**Excerto citado**:
* * *

Será possível criar um outro modelo para a economia?
Sim.
As revoluções industriais do passado prosperaram com base em certas fontes de energia e tecnologias de comunicação e locomoção. Hoje é possível criar um novo paradigma, em total rotura com o passado, baseado em tecnologias de informação e comunicação (TIC) e de energias renováveis (produção e armazenamento) numa economia circular eficiente.
As revoluções do passado estenderam-se a todos os setores desde o modo de viver, a emergência da classe média ou a consolidação da democracia em países em estádio de desenvolvimento mais avançado. No caso presente, o mesmo vai acontecer, mas com maior profundidade, embora ainda com as reações de resistência do costume (basta ler nos jornais diários as notícias sobre os "Trumps” ou “Bolsonaros” deste mundo).
É expetável a resistência. Sempre foi assim.

* * *

**Dados da fonte**:

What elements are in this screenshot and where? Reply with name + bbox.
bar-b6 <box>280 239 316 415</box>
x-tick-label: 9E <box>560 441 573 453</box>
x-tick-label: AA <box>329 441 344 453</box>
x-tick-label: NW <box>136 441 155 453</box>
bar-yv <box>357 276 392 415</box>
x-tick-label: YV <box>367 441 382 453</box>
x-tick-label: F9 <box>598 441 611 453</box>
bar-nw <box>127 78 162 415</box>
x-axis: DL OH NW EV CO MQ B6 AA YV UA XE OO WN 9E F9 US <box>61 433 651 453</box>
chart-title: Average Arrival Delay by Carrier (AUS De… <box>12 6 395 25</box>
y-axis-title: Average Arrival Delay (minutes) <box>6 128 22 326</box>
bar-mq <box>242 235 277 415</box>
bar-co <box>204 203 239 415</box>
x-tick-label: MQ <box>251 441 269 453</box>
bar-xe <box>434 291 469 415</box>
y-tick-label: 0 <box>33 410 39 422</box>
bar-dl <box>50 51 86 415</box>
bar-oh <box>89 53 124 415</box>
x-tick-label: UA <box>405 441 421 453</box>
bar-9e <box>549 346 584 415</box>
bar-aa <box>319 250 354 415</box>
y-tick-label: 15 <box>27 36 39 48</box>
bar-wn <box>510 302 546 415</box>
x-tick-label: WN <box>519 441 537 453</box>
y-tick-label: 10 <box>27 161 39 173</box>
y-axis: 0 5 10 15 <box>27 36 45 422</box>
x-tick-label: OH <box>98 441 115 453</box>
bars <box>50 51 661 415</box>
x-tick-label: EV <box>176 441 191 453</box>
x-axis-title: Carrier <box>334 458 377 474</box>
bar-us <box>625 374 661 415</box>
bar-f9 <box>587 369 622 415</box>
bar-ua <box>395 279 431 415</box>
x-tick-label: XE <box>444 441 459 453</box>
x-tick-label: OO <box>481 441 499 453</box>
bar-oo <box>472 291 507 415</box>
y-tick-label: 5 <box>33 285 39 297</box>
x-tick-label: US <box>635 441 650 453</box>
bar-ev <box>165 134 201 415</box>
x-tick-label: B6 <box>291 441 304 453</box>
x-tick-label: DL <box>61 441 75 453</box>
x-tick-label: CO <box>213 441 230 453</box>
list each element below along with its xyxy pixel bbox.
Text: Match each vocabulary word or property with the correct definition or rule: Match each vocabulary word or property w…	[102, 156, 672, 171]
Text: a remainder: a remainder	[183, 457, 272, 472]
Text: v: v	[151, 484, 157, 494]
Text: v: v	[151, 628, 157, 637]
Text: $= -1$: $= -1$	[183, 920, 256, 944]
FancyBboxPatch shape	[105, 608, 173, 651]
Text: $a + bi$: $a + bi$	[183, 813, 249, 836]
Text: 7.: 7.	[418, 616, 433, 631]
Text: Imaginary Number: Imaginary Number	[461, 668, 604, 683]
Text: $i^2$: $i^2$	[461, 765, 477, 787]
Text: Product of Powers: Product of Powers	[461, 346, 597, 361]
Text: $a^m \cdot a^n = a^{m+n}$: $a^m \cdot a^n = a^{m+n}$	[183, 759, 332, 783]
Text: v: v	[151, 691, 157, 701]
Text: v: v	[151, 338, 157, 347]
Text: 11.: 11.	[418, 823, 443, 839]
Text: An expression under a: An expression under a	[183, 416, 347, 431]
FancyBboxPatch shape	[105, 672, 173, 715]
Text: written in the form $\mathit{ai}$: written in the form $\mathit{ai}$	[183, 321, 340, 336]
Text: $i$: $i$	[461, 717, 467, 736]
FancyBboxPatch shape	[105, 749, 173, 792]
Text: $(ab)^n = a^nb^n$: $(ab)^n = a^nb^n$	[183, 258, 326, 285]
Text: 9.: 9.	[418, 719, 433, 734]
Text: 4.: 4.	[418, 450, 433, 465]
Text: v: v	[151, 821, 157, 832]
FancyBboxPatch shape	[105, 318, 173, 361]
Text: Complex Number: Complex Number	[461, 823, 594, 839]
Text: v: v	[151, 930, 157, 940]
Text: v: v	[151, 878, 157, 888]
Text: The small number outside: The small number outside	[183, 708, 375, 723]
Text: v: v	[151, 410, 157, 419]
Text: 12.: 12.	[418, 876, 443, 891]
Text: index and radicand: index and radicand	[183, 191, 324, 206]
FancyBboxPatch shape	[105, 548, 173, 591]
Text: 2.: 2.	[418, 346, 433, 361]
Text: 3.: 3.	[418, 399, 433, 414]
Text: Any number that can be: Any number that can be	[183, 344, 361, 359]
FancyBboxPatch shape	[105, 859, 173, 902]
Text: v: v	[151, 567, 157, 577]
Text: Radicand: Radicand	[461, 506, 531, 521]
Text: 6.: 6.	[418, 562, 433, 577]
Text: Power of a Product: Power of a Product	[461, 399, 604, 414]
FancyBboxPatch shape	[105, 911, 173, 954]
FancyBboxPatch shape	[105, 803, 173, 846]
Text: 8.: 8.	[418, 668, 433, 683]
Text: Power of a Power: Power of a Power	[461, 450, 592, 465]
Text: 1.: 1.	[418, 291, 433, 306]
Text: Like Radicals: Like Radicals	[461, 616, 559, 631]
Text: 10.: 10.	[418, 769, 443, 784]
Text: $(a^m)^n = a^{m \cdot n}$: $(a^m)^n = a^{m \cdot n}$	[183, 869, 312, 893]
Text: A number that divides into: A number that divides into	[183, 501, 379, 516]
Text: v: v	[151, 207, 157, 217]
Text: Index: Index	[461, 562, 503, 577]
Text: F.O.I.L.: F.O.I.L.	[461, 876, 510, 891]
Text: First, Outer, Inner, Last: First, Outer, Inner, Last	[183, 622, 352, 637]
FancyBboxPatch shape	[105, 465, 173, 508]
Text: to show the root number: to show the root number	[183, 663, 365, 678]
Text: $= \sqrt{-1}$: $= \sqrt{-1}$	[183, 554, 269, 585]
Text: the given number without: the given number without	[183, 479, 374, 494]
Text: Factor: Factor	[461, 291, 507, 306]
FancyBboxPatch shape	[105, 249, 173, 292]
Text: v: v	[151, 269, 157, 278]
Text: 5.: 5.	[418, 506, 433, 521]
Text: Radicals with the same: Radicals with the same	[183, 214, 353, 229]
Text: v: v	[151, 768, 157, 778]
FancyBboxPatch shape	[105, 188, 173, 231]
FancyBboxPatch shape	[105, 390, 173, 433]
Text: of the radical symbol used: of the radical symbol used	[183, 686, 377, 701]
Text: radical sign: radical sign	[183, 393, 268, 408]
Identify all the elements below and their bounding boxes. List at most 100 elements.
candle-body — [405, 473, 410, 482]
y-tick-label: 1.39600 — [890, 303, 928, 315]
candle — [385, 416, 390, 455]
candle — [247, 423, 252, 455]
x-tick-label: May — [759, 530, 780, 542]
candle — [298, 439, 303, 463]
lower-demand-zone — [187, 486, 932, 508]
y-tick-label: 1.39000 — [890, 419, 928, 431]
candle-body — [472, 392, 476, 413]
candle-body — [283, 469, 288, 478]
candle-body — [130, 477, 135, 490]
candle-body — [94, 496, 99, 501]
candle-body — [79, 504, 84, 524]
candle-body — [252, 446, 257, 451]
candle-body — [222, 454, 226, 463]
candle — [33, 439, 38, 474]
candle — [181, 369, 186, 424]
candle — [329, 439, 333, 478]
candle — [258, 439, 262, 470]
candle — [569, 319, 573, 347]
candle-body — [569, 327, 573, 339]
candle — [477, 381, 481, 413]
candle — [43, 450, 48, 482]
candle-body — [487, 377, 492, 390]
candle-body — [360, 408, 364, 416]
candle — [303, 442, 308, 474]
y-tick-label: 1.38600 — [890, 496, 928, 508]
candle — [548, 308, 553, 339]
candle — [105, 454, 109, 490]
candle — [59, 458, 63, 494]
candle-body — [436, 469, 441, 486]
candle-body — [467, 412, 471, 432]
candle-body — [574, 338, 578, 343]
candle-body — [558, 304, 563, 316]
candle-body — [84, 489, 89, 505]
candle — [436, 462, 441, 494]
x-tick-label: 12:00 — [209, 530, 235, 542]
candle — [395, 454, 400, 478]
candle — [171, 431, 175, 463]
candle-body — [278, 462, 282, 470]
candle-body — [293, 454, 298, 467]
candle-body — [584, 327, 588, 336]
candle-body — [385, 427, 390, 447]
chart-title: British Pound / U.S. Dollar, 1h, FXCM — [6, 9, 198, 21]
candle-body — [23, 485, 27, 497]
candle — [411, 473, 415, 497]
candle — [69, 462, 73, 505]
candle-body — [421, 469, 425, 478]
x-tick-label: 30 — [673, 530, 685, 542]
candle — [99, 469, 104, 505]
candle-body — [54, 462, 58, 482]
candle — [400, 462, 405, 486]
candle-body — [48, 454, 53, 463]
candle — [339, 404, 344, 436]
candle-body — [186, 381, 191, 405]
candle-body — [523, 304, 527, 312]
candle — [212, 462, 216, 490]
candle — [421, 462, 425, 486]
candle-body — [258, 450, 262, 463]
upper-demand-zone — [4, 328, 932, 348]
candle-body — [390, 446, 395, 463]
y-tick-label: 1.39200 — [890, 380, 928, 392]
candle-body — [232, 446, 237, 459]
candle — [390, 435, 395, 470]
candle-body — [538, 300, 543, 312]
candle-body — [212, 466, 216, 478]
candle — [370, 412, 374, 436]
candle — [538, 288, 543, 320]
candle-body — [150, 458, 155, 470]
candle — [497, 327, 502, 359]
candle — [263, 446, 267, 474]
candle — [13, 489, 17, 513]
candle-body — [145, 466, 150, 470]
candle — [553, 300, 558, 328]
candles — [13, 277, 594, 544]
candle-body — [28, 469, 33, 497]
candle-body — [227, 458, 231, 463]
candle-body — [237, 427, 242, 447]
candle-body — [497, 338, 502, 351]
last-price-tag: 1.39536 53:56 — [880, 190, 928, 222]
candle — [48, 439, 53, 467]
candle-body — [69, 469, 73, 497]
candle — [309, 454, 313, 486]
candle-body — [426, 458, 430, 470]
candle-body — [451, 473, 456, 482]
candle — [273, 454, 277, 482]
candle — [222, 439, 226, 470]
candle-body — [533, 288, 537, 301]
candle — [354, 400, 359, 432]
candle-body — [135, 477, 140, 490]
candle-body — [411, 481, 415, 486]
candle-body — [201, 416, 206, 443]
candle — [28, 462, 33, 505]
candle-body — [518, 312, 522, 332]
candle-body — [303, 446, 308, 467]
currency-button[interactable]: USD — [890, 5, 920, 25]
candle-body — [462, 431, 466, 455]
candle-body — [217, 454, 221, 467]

* * *

**Atividades**:
- 1) Reproduz o trecho do texto sobre um novo modelo para a economia de "As revoluções industriais" a "Sempre foi assim.", sem lhe alterar nada.
- 2) Traduz para inglês a seguinte frase do texto sobre um novo modelo para a economia: "As revoluções industriais do passado prosperaram com base em certas fontes de energia e tecnologias de comunicação e locomoção."
- 3) Retoma o texto sobre um novo modelo para a economia a partir do ponto em que termina.

**Respostas por número**:
- 1)
As revoluções industriais do passado prosperaram com base em certas fontes de energia e tecnologias de comunicação e locomoção. Hoje é possível criar um novo paradigma, em total rotura com o passado, baseado em tecnologias de informação e comunicação (TIC) e de energias renováveis (produção e armazenamento) numa economia circular eficiente.
As revoluções do passado estenderam-se a todos os setores desde o modo de viver, a emergência da classe média ou a consolidação da democracia em países em estádio de desenvolvimento mais avançado. No caso presente, o mesmo vai acontecer, mas com maior profundidade, embora ainda com as reações de resistência do costume (basta ler nos jornais diários as notícias sobre os "Trumps” ou “Bolsonaros” deste mundo).
É expetável a resistência. Sempre foi assim.

- 2) The industrial revolutions of the past thrived on certain sources of energy and on communication and transportation technologies.

- 3)
Uma virtude da presente da crise sanitária foi a participação da ciência para mitigar a disseminação do vírus COVID-19. É um facto que o mundo não é a máquina simples que pode ser analisada apenas por certo tipo de especialistas, sejam economistas ou políticos, desligados do mundo físico e, no seu poder, desprezam outras óticas. Criou-se um modelo de análise e decisão muito pobre e limitado, com vistas curtas muito focado na parte de certos números (dimensionados em euros ou dólares, ou em taxas ou yields). Porém, o mundo é um sistema como é o próprio planeta ou o corpo humano. Quando o modelo económico tosco se disseminou pelo mundo, a base física que é a Natureza deixa de se regenerar. As escassas variáveis utilizadas interferem com outras que já não é possível esconder. Como sistema, todas as unidades interagem e se influenciam mutuamente. Existe um efeito multiplicativo que pode levar ao caos (espiral viciada) ou à sinergia (espiral virtuosa). Interessa este último caminho.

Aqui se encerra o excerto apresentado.